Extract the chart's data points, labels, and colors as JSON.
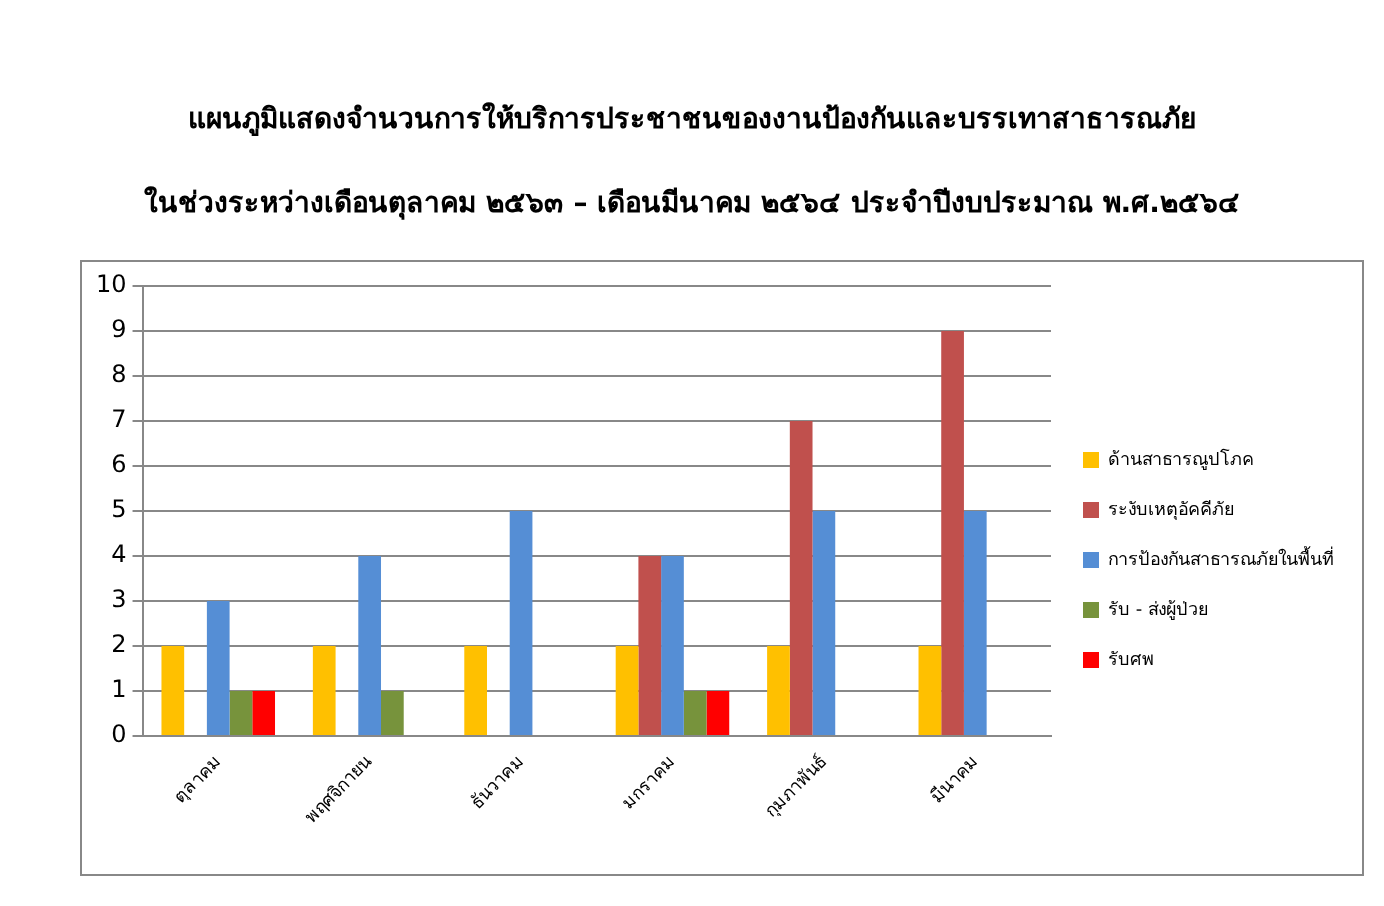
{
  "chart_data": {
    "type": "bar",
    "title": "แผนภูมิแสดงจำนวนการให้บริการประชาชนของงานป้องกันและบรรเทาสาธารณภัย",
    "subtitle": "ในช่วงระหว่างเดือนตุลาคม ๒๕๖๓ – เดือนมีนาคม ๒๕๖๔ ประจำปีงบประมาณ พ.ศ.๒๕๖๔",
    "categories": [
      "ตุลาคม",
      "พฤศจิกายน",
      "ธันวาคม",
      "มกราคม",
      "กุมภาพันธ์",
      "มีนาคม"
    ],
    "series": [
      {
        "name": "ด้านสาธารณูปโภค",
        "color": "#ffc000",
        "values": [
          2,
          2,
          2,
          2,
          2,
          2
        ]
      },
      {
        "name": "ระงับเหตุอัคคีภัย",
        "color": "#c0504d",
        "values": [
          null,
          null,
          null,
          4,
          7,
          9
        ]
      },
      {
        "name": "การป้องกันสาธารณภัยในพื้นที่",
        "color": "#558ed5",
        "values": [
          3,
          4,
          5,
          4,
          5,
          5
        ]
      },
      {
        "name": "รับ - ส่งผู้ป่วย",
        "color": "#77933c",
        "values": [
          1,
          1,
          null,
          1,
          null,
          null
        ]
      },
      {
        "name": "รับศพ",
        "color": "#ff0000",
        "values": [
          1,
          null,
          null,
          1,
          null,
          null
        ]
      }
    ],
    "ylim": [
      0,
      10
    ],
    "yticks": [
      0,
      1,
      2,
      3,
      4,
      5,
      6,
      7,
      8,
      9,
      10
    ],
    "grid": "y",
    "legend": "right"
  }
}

· · · · ·

* TASK BRIEF *
Without including any picture, repeat the data exactly.

* EXPECTED OUTPUT *
Extract the chart's data points, labels, and colors as JSON.
{
  "chart_data": {
    "type": "bar",
    "title": "แผนภูมิแสดงจำนวนการให้บริการประชาชนของงานป้องกันและบรรเทาสาธารณภัย",
    "subtitle": "ในช่วงระหว่างเดือนตุลาคม ๒๕๖๓ – เดือนมีนาคม ๒๕๖๔ ประจำปีงบประมาณ พ.ศ.๒๕๖๔",
    "categories": [
      "ตุลาคม",
      "พฤศจิกายน",
      "ธันวาคม",
      "มกราคม",
      "กุมภาพันธ์",
      "มีนาคม"
    ],
    "series": [
      {
        "name": "ด้านสาธารณูปโภค",
        "color": "#ffc000",
        "values": [
          2,
          2,
          2,
          2,
          2,
          2
        ]
      },
      {
        "name": "ระงับเหตุอัคคีภัย",
        "color": "#c0504d",
        "values": [
          null,
          null,
          null,
          4,
          7,
          9
        ]
      },
      {
        "name": "การป้องกันสาธารณภัยในพื้นที่",
        "color": "#558ed5",
        "values": [
          3,
          4,
          5,
          4,
          5,
          5
        ]
      },
      {
        "name": "รับ - ส่งผู้ป่วย",
        "color": "#77933c",
        "values": [
          1,
          1,
          null,
          1,
          null,
          null
        ]
      },
      {
        "name": "รับศพ",
        "color": "#ff0000",
        "values": [
          1,
          null,
          null,
          1,
          null,
          null
        ]
      }
    ],
    "ylim": [
      0,
      10
    ],
    "yticks": [
      0,
      1,
      2,
      3,
      4,
      5,
      6,
      7,
      8,
      9,
      10
    ],
    "grid": "y",
    "legend": "right"
  }
}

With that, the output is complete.